WHAT TO PRODUCE:
Repeat all of the records verbatim.

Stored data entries
____________________

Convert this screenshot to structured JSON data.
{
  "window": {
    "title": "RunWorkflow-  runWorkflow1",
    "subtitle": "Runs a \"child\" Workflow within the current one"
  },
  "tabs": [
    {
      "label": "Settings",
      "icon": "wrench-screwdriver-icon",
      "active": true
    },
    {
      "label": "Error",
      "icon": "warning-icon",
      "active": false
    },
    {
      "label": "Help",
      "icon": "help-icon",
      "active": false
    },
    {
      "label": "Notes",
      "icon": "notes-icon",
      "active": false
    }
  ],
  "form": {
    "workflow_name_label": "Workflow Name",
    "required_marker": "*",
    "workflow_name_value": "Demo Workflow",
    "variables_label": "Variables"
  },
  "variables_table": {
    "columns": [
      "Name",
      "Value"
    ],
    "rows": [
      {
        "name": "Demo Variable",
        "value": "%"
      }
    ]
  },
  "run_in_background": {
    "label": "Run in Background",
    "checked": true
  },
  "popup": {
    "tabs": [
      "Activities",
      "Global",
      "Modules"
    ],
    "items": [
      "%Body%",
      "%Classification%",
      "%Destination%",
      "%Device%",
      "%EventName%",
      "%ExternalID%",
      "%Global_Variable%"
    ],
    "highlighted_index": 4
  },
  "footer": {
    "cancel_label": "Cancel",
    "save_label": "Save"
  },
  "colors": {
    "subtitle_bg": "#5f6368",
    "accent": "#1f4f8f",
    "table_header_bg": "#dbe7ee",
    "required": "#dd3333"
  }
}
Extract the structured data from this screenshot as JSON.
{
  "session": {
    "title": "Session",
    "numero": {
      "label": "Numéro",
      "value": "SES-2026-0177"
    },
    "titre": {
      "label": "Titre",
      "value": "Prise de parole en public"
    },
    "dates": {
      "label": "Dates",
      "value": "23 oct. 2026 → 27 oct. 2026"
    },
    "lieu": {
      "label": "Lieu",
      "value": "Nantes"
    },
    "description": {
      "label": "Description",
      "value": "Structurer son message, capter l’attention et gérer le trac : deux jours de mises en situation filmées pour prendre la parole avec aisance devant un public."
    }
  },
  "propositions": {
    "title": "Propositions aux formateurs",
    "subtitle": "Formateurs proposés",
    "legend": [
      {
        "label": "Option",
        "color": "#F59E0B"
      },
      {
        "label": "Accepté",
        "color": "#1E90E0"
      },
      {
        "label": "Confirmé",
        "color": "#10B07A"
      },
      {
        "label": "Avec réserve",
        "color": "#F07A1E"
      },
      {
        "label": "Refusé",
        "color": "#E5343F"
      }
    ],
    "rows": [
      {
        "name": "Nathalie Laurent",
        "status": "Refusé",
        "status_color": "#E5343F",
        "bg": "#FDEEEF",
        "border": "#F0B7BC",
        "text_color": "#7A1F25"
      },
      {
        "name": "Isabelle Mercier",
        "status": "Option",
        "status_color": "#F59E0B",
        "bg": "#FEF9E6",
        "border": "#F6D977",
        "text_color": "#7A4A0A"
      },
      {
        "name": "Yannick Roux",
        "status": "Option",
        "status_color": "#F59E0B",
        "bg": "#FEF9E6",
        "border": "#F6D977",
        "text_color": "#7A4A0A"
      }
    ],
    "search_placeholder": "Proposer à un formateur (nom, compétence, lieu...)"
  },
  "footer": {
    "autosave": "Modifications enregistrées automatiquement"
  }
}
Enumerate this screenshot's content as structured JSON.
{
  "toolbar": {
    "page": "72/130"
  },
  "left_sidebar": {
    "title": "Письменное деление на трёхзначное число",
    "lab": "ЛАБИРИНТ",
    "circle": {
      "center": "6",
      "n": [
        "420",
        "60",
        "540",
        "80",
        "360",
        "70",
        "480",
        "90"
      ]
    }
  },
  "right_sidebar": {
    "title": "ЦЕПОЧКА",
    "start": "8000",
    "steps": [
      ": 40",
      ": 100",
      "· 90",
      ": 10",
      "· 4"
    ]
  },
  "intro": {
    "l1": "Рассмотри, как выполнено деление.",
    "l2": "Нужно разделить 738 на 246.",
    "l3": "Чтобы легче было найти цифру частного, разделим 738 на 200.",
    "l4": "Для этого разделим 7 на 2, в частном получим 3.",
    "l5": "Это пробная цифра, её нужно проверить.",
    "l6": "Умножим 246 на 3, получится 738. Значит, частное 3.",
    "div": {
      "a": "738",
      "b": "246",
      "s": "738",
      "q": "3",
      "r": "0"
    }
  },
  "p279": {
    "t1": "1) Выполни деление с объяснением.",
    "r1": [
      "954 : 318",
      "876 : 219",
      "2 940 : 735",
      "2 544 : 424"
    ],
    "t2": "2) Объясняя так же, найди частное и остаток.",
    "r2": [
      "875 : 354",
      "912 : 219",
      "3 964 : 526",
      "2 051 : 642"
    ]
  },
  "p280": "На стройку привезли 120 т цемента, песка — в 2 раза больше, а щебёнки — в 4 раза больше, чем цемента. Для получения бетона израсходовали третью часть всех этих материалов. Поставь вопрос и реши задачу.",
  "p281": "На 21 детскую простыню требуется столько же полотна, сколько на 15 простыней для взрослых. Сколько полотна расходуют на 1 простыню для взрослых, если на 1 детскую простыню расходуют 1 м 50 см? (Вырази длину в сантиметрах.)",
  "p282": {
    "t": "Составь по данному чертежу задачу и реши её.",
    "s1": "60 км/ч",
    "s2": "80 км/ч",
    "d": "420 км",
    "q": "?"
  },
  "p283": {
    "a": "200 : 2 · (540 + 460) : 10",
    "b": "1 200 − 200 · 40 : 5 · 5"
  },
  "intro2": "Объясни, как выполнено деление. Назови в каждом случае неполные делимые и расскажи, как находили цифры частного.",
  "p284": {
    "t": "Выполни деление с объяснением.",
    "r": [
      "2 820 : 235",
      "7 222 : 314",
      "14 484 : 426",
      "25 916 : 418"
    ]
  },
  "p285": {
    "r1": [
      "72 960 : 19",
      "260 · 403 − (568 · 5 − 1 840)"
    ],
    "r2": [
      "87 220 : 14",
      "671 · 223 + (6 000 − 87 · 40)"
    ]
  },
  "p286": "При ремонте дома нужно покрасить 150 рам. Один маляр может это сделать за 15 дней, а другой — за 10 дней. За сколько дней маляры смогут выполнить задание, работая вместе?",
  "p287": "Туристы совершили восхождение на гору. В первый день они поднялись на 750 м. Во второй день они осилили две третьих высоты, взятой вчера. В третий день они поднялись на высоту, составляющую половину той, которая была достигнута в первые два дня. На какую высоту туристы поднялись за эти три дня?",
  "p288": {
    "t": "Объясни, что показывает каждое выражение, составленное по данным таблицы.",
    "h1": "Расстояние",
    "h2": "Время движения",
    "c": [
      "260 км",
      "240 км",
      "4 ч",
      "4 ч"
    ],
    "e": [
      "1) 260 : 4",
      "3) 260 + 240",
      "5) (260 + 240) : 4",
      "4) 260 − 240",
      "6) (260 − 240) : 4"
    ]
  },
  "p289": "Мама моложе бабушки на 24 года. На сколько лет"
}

____________________

ANSWER BELOW:
Convert this screenshot to structured JSON data.
{
  "window": {
    "title": "RunWorkflow-  runWorkflow1",
    "subtitle": "Runs a \"child\" Workflow within the current one"
  },
  "tabs": [
    {
      "label": "Settings",
      "icon": "wrench-screwdriver-icon",
      "active": true
    },
    {
      "label": "Error",
      "icon": "warning-icon",
      "active": false
    },
    {
      "label": "Help",
      "icon": "help-icon",
      "active": false
    },
    {
      "label": "Notes",
      "icon": "notes-icon",
      "active": false
    }
  ],
  "form": {
    "workflow_name_label": "Workflow Name",
    "required_marker": "*",
    "workflow_name_value": "Demo Workflow",
    "variables_label": "Variables"
  },
  "variables_table": {
    "columns": [
      "Name",
      "Value"
    ],
    "rows": [
      {
        "name": "Demo Variable",
        "value": "%"
      }
    ]
  },
  "run_in_background": {
    "label": "Run in Background",
    "checked": true
  },
  "popup": {
    "tabs": [
      "Activities",
      "Global",
      "Modules"
    ],
    "items": [
      "%Body%",
      "%Classification%",
      "%Destination%",
      "%Device%",
      "%EventName%",
      "%ExternalID%",
      "%Global_Variable%"
    ],
    "highlighted_index": 4
  },
  "footer": {
    "cancel_label": "Cancel",
    "save_label": "Save"
  },
  "colors": {
    "subtitle_bg": "#5f6368",
    "accent": "#1f4f8f",
    "table_header_bg": "#dbe7ee",
    "required": "#dd3333"
  }
}
Extract the structured data from this screenshot as JSON.
{
  "session": {
    "title": "Session",
    "numero": {
      "label": "Numéro",
      "value": "SES-2026-0177"
    },
    "titre": {
      "label": "Titre",
      "value": "Prise de parole en public"
    },
    "dates": {
      "label": "Dates",
      "value": "23 oct. 2026 → 27 oct. 2026"
    },
    "lieu": {
      "label": "Lieu",
      "value": "Nantes"
    },
    "description": {
      "label": "Description",
      "value": "Structurer son message, capter l’attention et gérer le trac : deux jours de mises en situation filmées pour prendre la parole avec aisance devant un public."
    }
  },
  "propositions": {
    "title": "Propositions aux formateurs",
    "subtitle": "Formateurs proposés",
    "legend": [
      {
        "label": "Option",
        "color": "#F59E0B"
      },
      {
        "label": "Accepté",
        "color": "#1E90E0"
      },
      {
        "label": "Confirmé",
        "color": "#10B07A"
      },
      {
        "label": "Avec réserve",
        "color": "#F07A1E"
      },
      {
        "label": "Refusé",
        "color": "#E5343F"
      }
    ],
    "rows": [
      {
        "name": "Nathalie Laurent",
        "status": "Refusé",
        "status_color": "#E5343F",
        "bg": "#FDEEEF",
        "border": "#F0B7BC",
        "text_color": "#7A1F25"
      },
      {
        "name": "Isabelle Mercier",
        "status": "Option",
        "status_color": "#F59E0B",
        "bg": "#FEF9E6",
        "border": "#F6D977",
        "text_color": "#7A4A0A"
      },
      {
        "name": "Yannick Roux",
        "status": "Option",
        "status_color": "#F59E0B",
        "bg": "#FEF9E6",
        "border": "#F6D977",
        "text_color": "#7A4A0A"
      }
    ],
    "search_placeholder": "Proposer à un formateur (nom, compétence, lieu...)"
  },
  "footer": {
    "autosave": "Modifications enregistrées automatiquement"
  }
}
Enumerate this screenshot's content as structured JSON.
{
  "toolbar": {
    "page": "72/130"
  },
  "left_sidebar": {
    "title": "Письменное деление на трёхзначное число",
    "lab": "ЛАБИРИНТ",
    "circle": {
      "center": "6",
      "n": [
        "420",
        "60",
        "540",
        "80",
        "360",
        "70",
        "480",
        "90"
      ]
    }
  },
  "right_sidebar": {
    "title": "ЦЕПОЧКА",
    "start": "8000",
    "steps": [
      ": 40",
      ": 100",
      "· 90",
      ": 10",
      "· 4"
    ]
  },
  "intro": {
    "l1": "Рассмотри, как выполнено деление.",
    "l2": "Нужно разделить 738 на 246.",
    "l3": "Чтобы легче было найти цифру частного, разделим 738 на 200.",
    "l4": "Для этого разделим 7 на 2, в частном получим 3.",
    "l5": "Это пробная цифра, её нужно проверить.",
    "l6": "Умножим 246 на 3, получится 738. Значит, частное 3.",
    "div": {
      "a": "738",
      "b": "246",
      "s": "738",
      "q": "3",
      "r": "0"
    }
  },
  "p279": {
    "t1": "1) Выполни деление с объяснением.",
    "r1": [
      "954 : 318",
      "876 : 219",
      "2 940 : 735",
      "2 544 : 424"
    ],
    "t2": "2) Объясняя так же, найди частное и остаток.",
    "r2": [
      "875 : 354",
      "912 : 219",
      "3 964 : 526",
      "2 051 : 642"
    ]
  },
  "p280": "На стройку привезли 120 т цемента, песка — в 2 раза больше, а щебёнки — в 4 раза больше, чем цемента. Для получения бетона израсходовали третью часть всех этих материалов. Поставь вопрос и реши задачу.",
  "p281": "На 21 детскую простыню требуется столько же полотна, сколько на 15 простыней для взрослых. Сколько полотна расходуют на 1 простыню для взрослых, если на 1 детскую простыню расходуют 1 м 50 см? (Вырази длину в сантиметрах.)",
  "p282": {
    "t": "Составь по данному чертежу задачу и реши её.",
    "s1": "60 км/ч",
    "s2": "80 км/ч",
    "d": "420 км",
    "q": "?"
  },
  "p283": {
    "a": "200 : 2 · (540 + 460) : 10",
    "b": "1 200 − 200 · 40 : 5 · 5"
  },
  "intro2": "Объясни, как выполнено деление. Назови в каждом случае неполные делимые и расскажи, как находили цифры частного.",
  "p284": {
    "t": "Выполни деление с объяснением.",
    "r": [
      "2 820 : 235",
      "7 222 : 314",
      "14 484 : 426",
      "25 916 : 418"
    ]
  },
  "p285": {
    "r1": [
      "72 960 : 19",
      "260 · 403 − (568 · 5 − 1 840)"
    ],
    "r2": [
      "87 220 : 14",
      "671 · 223 + (6 000 − 87 · 40)"
    ]
  },
  "p286": "При ремонте дома нужно покрасить 150 рам. Один маляр может это сделать за 15 дней, а другой — за 10 дней. За сколько дней маляры смогут выполнить задание, работая вместе?",
  "p287": "Туристы совершили восхождение на гору. В первый день они поднялись на 750 м. Во второй день они осилили две третьих высоты, взятой вчера. В третий день они поднялись на высоту, составляющую половину той, которая была достигнута в первые два дня. На какую высоту туристы поднялись за эти три дня?",
  "p288": {
    "t": "Объясни, что показывает каждое выражение, составленное по данным таблицы.",
    "h1": "Расстояние",
    "h2": "Время движения",
    "c": [
      "260 км",
      "240 км",
      "4 ч",
      "4 ч"
    ],
    "e": [
      "1) 260 : 4",
      "3) 260 + 240",
      "5) (260 + 240) : 4",
      "4) 260 − 240",
      "6) (260 − 240) : 4"
    ]
  },
  "p289": "Мама моложе бабушки на 24 года. На сколько лет"
}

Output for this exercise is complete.